Leave out the pictures and repeat the data exactly.

====== EXTRACTED INFORMATION

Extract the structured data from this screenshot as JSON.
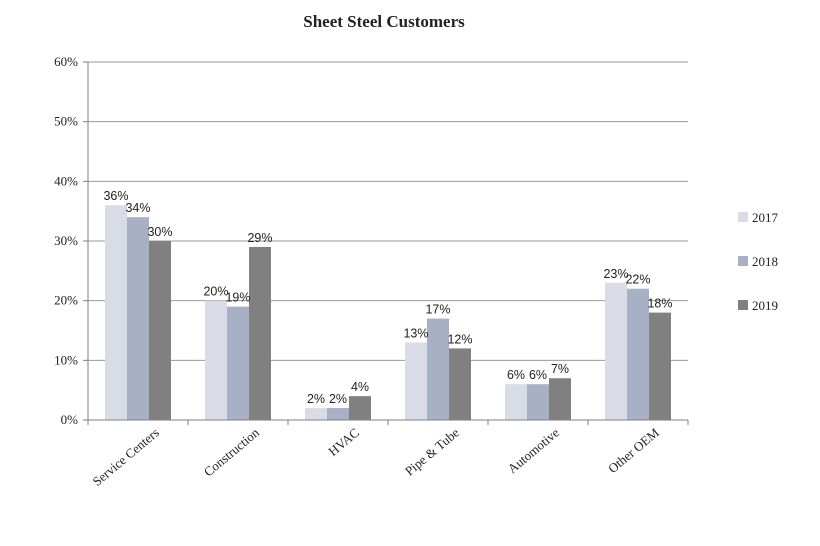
{
  "chart_data": {
    "type": "bar",
    "title": "Sheet Steel Customers",
    "xlabel": "",
    "ylabel": "",
    "categories": [
      "Service Centers",
      "Construction",
      "HVAC",
      "Pipe & Tube",
      "Automotive",
      "Other OEM"
    ],
    "series": [
      {
        "name": "2017",
        "color": "#d9dce6",
        "values": [
          36,
          20,
          2,
          13,
          6,
          23
        ],
        "labels": [
          "36%",
          "20%",
          "2%",
          "13%",
          "6%",
          "23%"
        ]
      },
      {
        "name": "2018",
        "color": "#a7b0c4",
        "values": [
          34,
          19,
          2,
          17,
          6,
          22
        ],
        "labels": [
          "34%",
          "19%",
          "2%",
          "17%",
          "6%",
          "22%"
        ]
      },
      {
        "name": "2019",
        "color": "#808080",
        "values": [
          30,
          29,
          4,
          12,
          7,
          18
        ],
        "labels": [
          "30%",
          "29%",
          "4%",
          "12%",
          "7%",
          "18%"
        ]
      }
    ],
    "ylim": [
      0,
      60
    ],
    "yticks": [
      "0%",
      "10%",
      "20%",
      "30%",
      "40%",
      "50%",
      "60%"
    ],
    "grid": true,
    "legend": "right"
  }
}
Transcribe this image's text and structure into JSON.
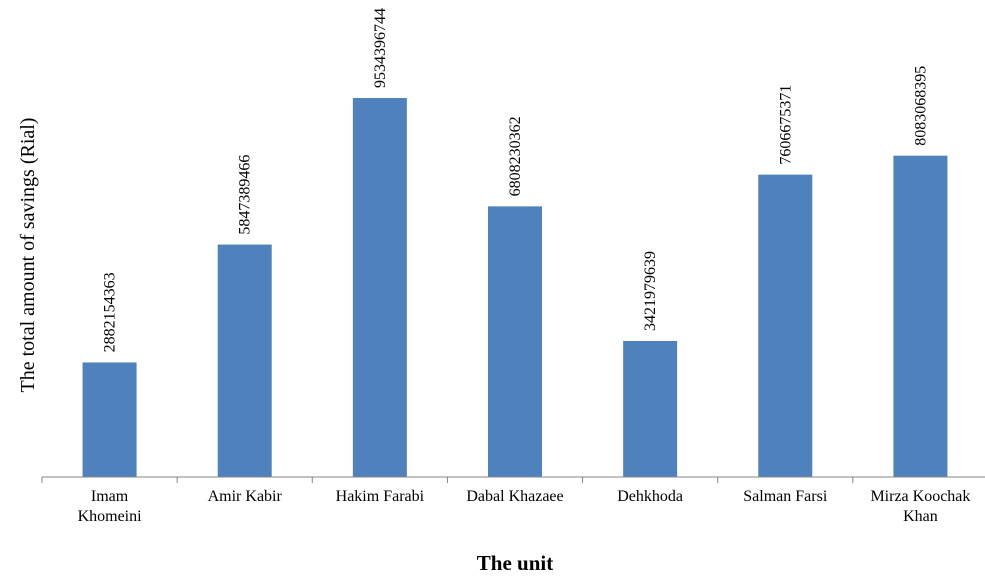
{
  "chart_data": {
    "type": "bar",
    "title": "",
    "xlabel": "The unit",
    "ylabel": "The total amount of savings (Rial)",
    "categories": [
      "Imam Khomeini",
      "Amir Kabir",
      "Hakim Farabi",
      "Dabal Khazaee",
      "Dehkhoda",
      "Salman Farsi",
      "Mirza Koochak Khan"
    ],
    "category_lines": [
      [
        "Imam",
        "Khomeini"
      ],
      [
        "Amir Kabir"
      ],
      [
        "Hakim Farabi"
      ],
      [
        "Dabal Khazaee"
      ],
      [
        "Dehkhoda"
      ],
      [
        "Salman Farsi"
      ],
      [
        "Mirza Koochak",
        "Khan"
      ]
    ],
    "values": [
      2882154363,
      5847389466,
      9534396744,
      6808230362,
      3421979639,
      7606675371,
      8083068395
    ],
    "data_labels": [
      "2882154363",
      "5847389466",
      "9534396744",
      "6808230362",
      "3421979639",
      "7606675371",
      "8083068395"
    ],
    "ylim": [
      0,
      12000000000
    ],
    "grid": false,
    "legend": "none",
    "bar_color": "#4F81BD",
    "axis_color": "#868686"
  }
}
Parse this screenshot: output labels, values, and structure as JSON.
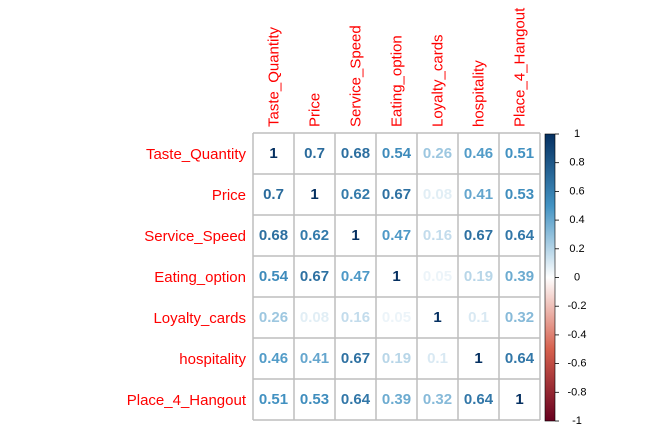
{
  "chart_data": {
    "type": "heatmap",
    "variables": [
      "Taste_Quantity",
      "Price",
      "Service_Speed",
      "Eating_option",
      "Loyalty_cards",
      "hospitality",
      "Place_4_Hangout"
    ],
    "matrix": [
      [
        1,
        0.7,
        0.68,
        0.54,
        0.26,
        0.46,
        0.51
      ],
      [
        0.7,
        1,
        0.62,
        0.67,
        0.08,
        0.41,
        0.53
      ],
      [
        0.68,
        0.62,
        1,
        0.47,
        0.16,
        0.67,
        0.64
      ],
      [
        0.54,
        0.67,
        0.47,
        1,
        0.05,
        0.19,
        0.39
      ],
      [
        0.26,
        0.08,
        0.16,
        0.05,
        1,
        0.1,
        0.32
      ],
      [
        0.46,
        0.41,
        0.67,
        0.19,
        0.1,
        1,
        0.64
      ],
      [
        0.51,
        0.53,
        0.64,
        0.39,
        0.32,
        0.64,
        1
      ]
    ],
    "color_scale": {
      "range": [
        -1,
        1
      ],
      "ticks": [
        1,
        0.8,
        0.6,
        0.4,
        0.2,
        0,
        -0.2,
        -0.4,
        -0.6,
        -0.8,
        -1
      ],
      "stops": [
        {
          "value": -1,
          "color": "#67001F"
        },
        {
          "value": -0.5,
          "color": "#D6604D"
        },
        {
          "value": 0,
          "color": "#FFFFFF"
        },
        {
          "value": 0.5,
          "color": "#4393C3"
        },
        {
          "value": 1,
          "color": "#053061"
        }
      ]
    },
    "label_color": "#FF0000",
    "grid_color": "#BEBEBE"
  }
}
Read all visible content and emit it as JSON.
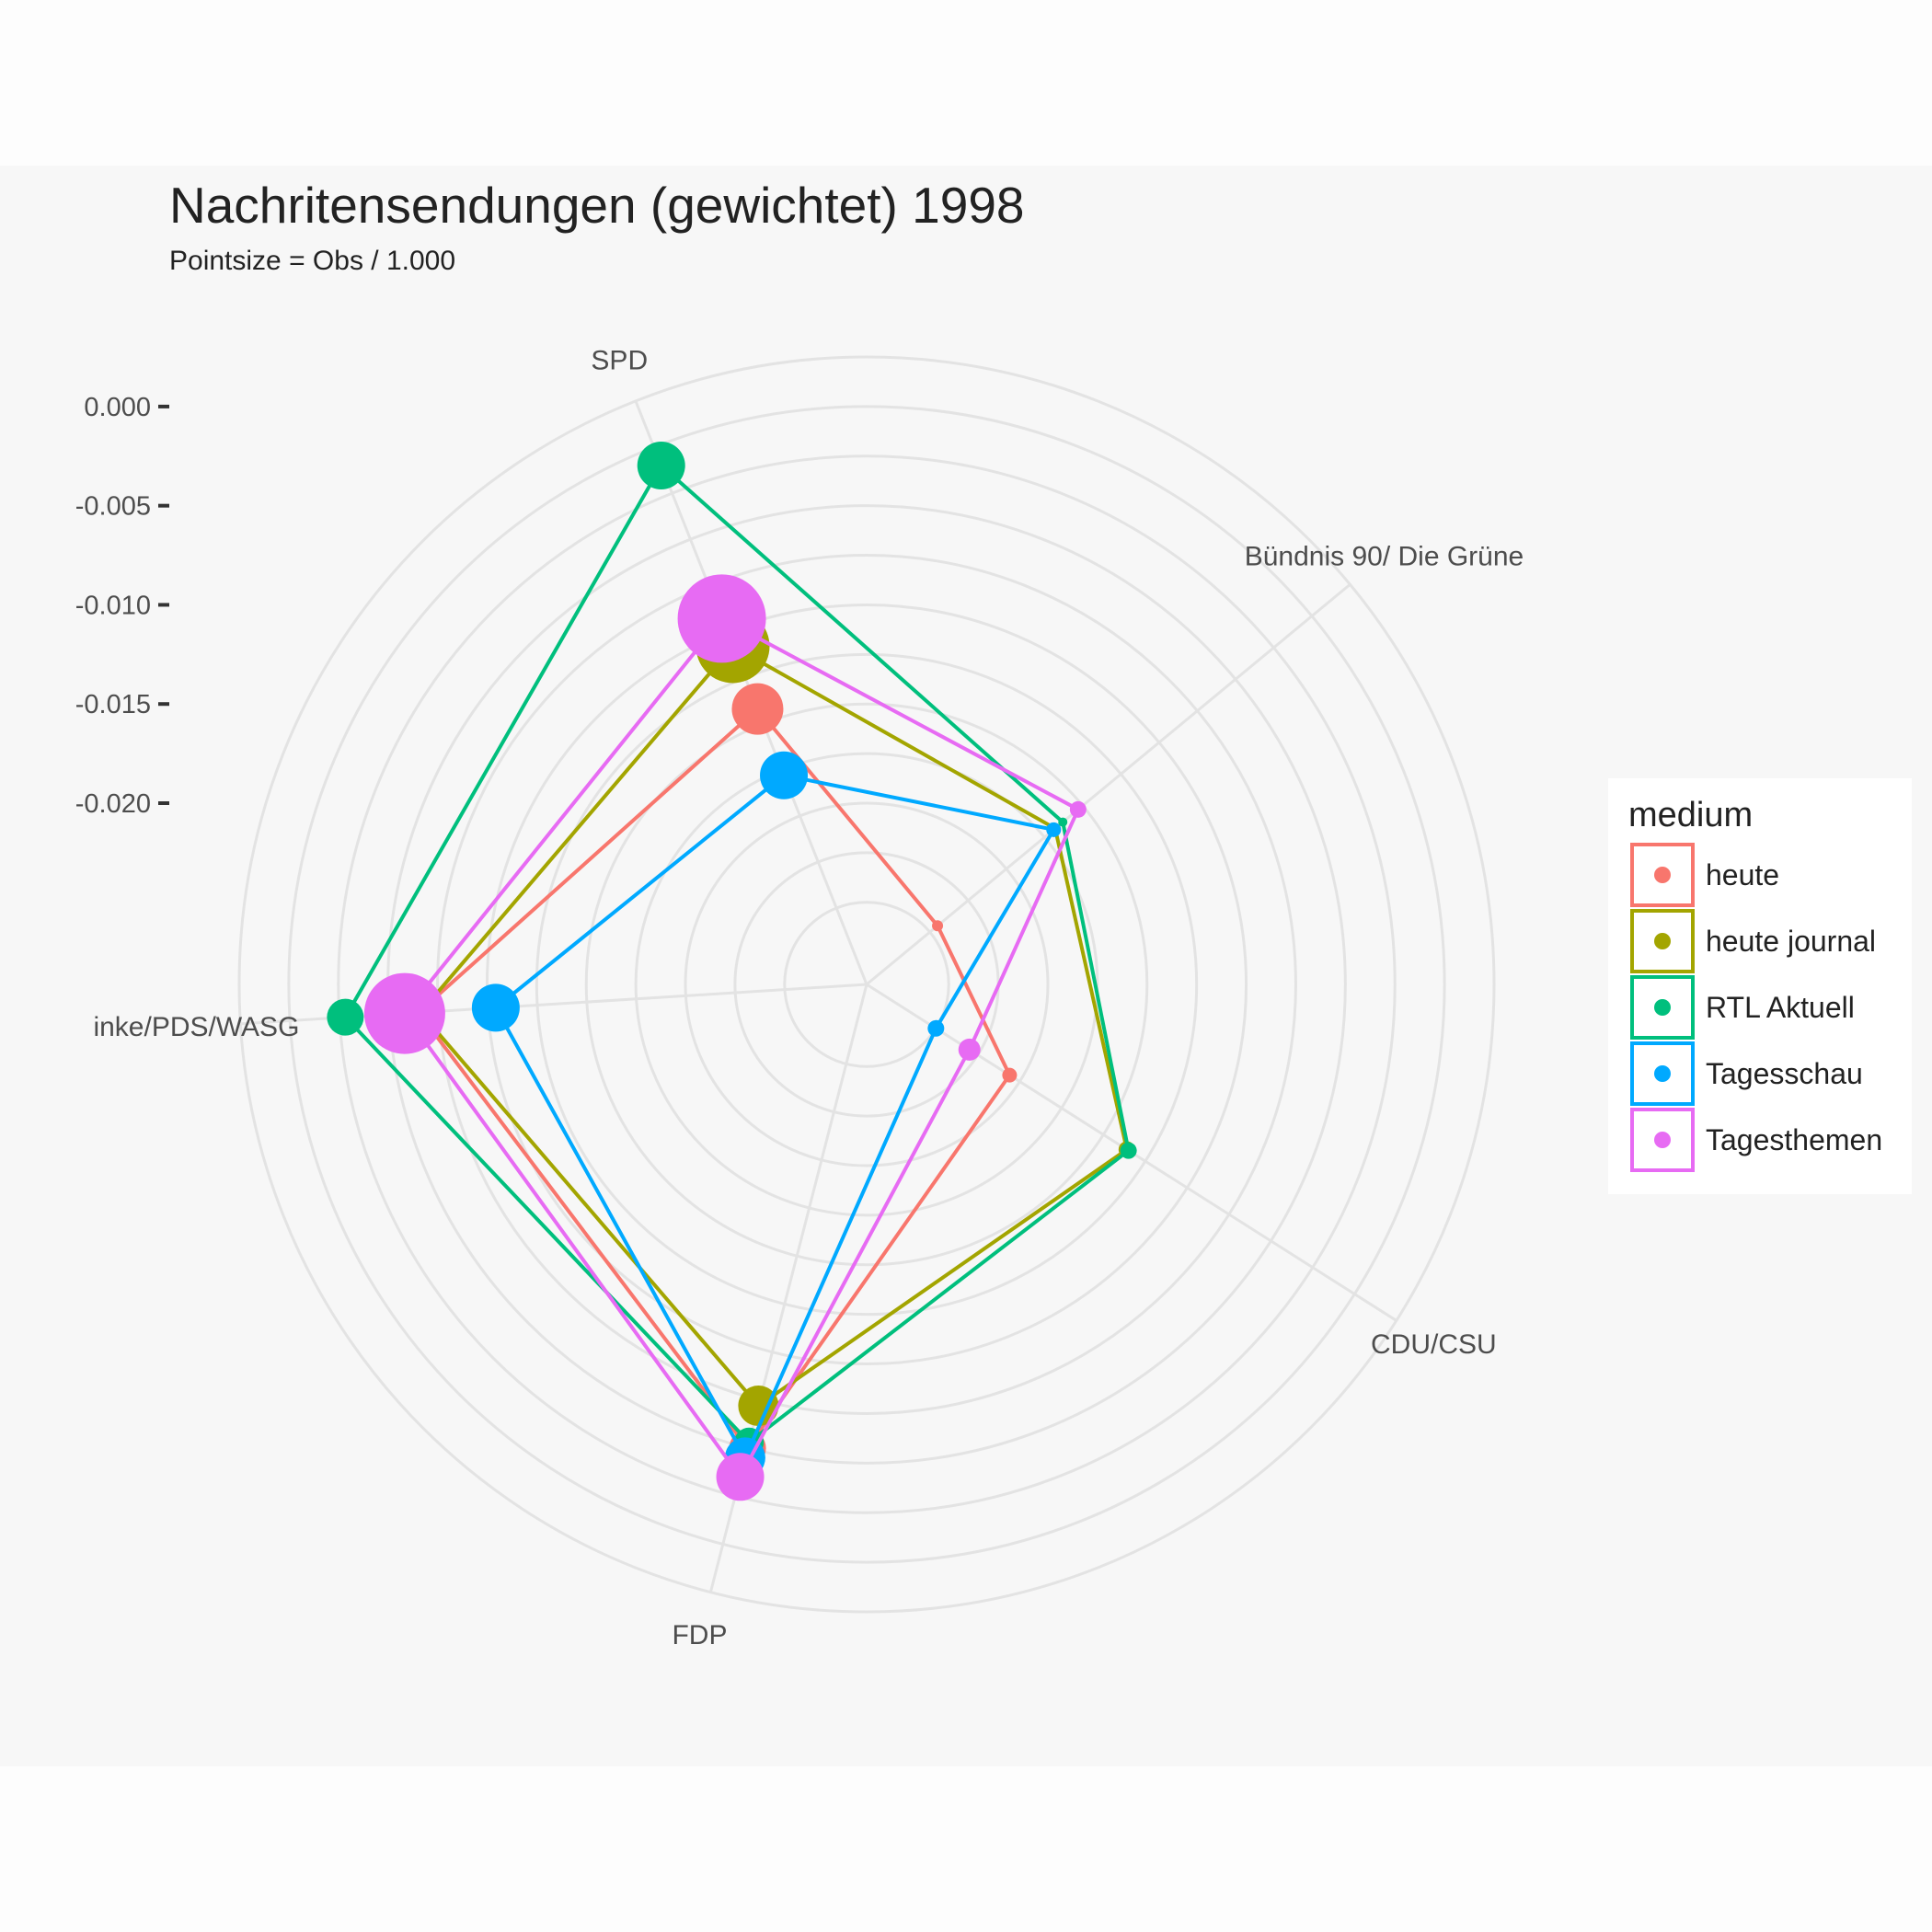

============

■ **TASK RESULT**:
Extract the structured data from this screenshot as JSON.
{
  "chart_data": {
    "type": "bar",
    "title": "Sheet Steel Customers",
    "xlabel": "",
    "ylabel": "",
    "categories": [
      "Service Centers",
      "Construction",
      "HVAC",
      "Pipe & Tube",
      "Automotive",
      "Other OEM"
    ],
    "series": [
      {
        "name": "2017",
        "color": "#d9dce6",
        "values": [
          36,
          20,
          2,
          13,
          6,
          23
        ],
        "labels": [
          "36%",
          "20%",
          "2%",
          "13%",
          "6%",
          "23%"
        ]
      },
      {
        "name": "2018",
        "color": "#a7b0c4",
        "values": [
          34,
          19,
          2,
          17,
          6,
          22
        ],
        "labels": [
          "34%",
          "19%",
          "2%",
          "17%",
          "6%",
          "22%"
        ]
      },
      {
        "name": "2019",
        "color": "#808080",
        "values": [
          30,
          29,
          4,
          12,
          7,
          18
        ],
        "labels": [
          "30%",
          "29%",
          "4%",
          "12%",
          "7%",
          "18%"
        ]
      }
    ],
    "ylim": [
      0,
      60
    ],
    "yticks": [
      "0%",
      "10%",
      "20%",
      "30%",
      "40%",
      "50%",
      "60%"
    ],
    "grid": true,
    "legend": "right"
  }
}
Transcribe this image's text and structure into JSON.
{
  "chart_data": {
    "type": "bar",
    "title": "",
    "xlabel": "The unit",
    "ylabel": "The total amount of savings (Rial)",
    "categories": [
      "Imam Khomeini",
      "Amir Kabir",
      "Hakim Farabi",
      "Dabal Khazaee",
      "Dehkhoda",
      "Salman Farsi",
      "Mirza Koochak Khan"
    ],
    "category_lines": [
      [
        "Imam",
        "Khomeini"
      ],
      [
        "Amir Kabir"
      ],
      [
        "Hakim Farabi"
      ],
      [
        "Dabal Khazaee"
      ],
      [
        "Dehkhoda"
      ],
      [
        "Salman Farsi"
      ],
      [
        "Mirza Koochak",
        "Khan"
      ]
    ],
    "values": [
      2882154363,
      5847389466,
      9534396744,
      6808230362,
      3421979639,
      7606675371,
      8083068395
    ],
    "data_labels": [
      "2882154363",
      "5847389466",
      "9534396744",
      "6808230362",
      "3421979639",
      "7606675371",
      "8083068395"
    ],
    "ylim": [
      0,
      12000000000
    ],
    "grid": false,
    "legend": "none",
    "bar_color": "#4F81BD",
    "axis_color": "#868686"
  }
}
Parse this screenshot: output labels, values, and structure as JSON.
{
  "chart_data": {
    "type": "heatmap",
    "variables": [
      "Taste_Quantity",
      "Price",
      "Service_Speed",
      "Eating_option",
      "Loyalty_cards",
      "hospitality",
      "Place_4_Hangout"
    ],
    "matrix": [
      [
        1,
        0.7,
        0.68,
        0.54,
        0.26,
        0.46,
        0.51
      ],
      [
        0.7,
        1,
        0.62,
        0.67,
        0.08,
        0.41,
        0.53
      ],
      [
        0.68,
        0.62,
        1,
        0.47,
        0.16,
        0.67,
        0.64
      ],
      [
        0.54,
        0.67,
        0.47,
        1,
        0.05,
        0.19,
        0.39
      ],
      [
        0.26,
        0.08,
        0.16,
        0.05,
        1,
        0.1,
        0.32
      ],
      [
        0.46,
        0.41,
        0.67,
        0.19,
        0.1,
        1,
        0.64
      ],
      [
        0.51,
        0.53,
        0.64,
        0.39,
        0.32,
        0.64,
        1
      ]
    ],
    "color_scale": {
      "range": [
        -1,
        1
      ],
      "ticks": [
        1,
        0.8,
        0.6,
        0.4,
        0.2,
        0,
        -0.2,
        -0.4,
        -0.6,
        -0.8,
        -1
      ],
      "stops": [
        {
          "value": -1,
          "color": "#67001F"
        },
        {
          "value": -0.5,
          "color": "#D6604D"
        },
        {
          "value": 0,
          "color": "#FFFFFF"
        },
        {
          "value": 0.5,
          "color": "#4393C3"
        },
        {
          "value": 1,
          "color": "#053061"
        }
      ]
    },
    "label_color": "#FF0000",
    "grid_color": "#BEBEBE"
  }
}
Read all visible content and emit it as JSON.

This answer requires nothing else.